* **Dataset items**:
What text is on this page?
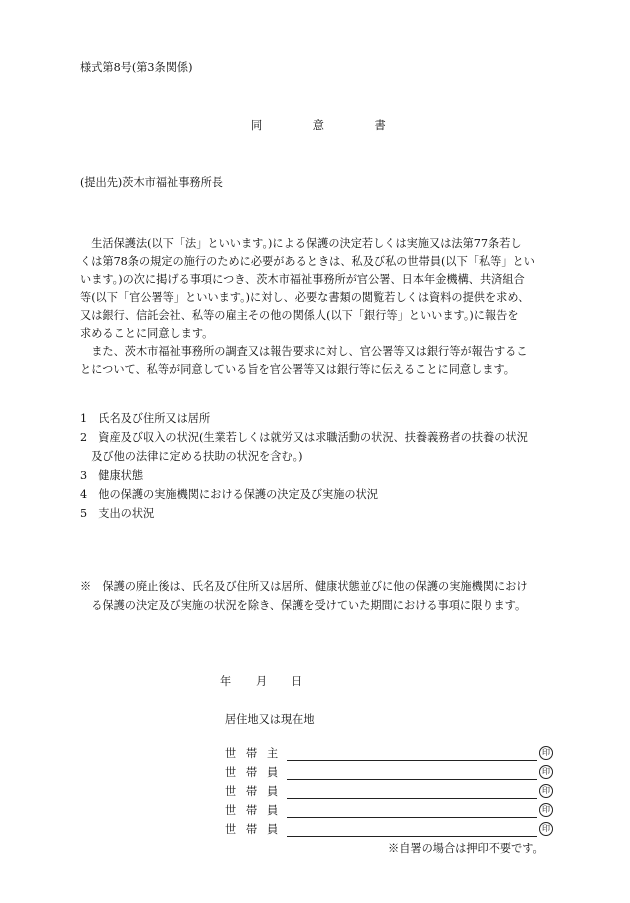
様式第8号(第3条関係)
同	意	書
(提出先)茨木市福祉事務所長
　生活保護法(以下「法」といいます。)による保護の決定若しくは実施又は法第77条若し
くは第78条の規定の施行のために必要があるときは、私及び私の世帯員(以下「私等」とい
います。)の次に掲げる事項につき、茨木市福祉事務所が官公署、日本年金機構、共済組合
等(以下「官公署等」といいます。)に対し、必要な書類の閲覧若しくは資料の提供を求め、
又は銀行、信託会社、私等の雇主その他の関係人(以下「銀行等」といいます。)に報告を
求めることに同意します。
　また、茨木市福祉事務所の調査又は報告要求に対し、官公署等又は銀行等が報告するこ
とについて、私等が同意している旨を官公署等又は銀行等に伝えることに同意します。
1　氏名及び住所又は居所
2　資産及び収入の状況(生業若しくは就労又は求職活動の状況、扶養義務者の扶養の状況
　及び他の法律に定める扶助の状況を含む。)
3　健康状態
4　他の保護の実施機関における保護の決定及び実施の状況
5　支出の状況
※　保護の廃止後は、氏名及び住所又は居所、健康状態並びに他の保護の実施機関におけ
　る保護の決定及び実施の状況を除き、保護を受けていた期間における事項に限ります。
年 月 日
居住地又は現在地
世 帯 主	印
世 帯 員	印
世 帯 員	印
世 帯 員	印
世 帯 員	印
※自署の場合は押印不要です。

* **WHAT IS ASKED**:
All entries must be written out again exactly as given, with no pictures in the copy.

* **RESULT FOR THIS TASK**:
What text is on this page?
様式第8号(第3条関係)
同	意	書
(提出先)茨木市福祉事務所長
　生活保護法(以下「法」といいます。)による保護の決定若しくは実施又は法第77条若し
くは第78条の規定の施行のために必要があるときは、私及び私の世帯員(以下「私等」とい
います。)の次に掲げる事項につき、茨木市福祉事務所が官公署、日本年金機構、共済組合
等(以下「官公署等」といいます。)に対し、必要な書類の閲覧若しくは資料の提供を求め、
又は銀行、信託会社、私等の雇主その他の関係人(以下「銀行等」といいます。)に報告を
求めることに同意します。
　また、茨木市福祉事務所の調査又は報告要求に対し、官公署等又は銀行等が報告するこ
とについて、私等が同意している旨を官公署等又は銀行等に伝えることに同意します。
1　氏名及び住所又は居所
2　資産及び収入の状況(生業若しくは就労又は求職活動の状況、扶養義務者の扶養の状況
　及び他の法律に定める扶助の状況を含む。)
3　健康状態
4　他の保護の実施機関における保護の決定及び実施の状況
5　支出の状況
※　保護の廃止後は、氏名及び住所又は居所、健康状態並びに他の保護の実施機関におけ
　る保護の決定及び実施の状況を除き、保護を受けていた期間における事項に限ります。
年 月 日
居住地又は現在地
世 帯 主	印
世 帯 員	印
世 帯 員	印
世 帯 員	印
世 帯 員	印
※自署の場合は押印不要です。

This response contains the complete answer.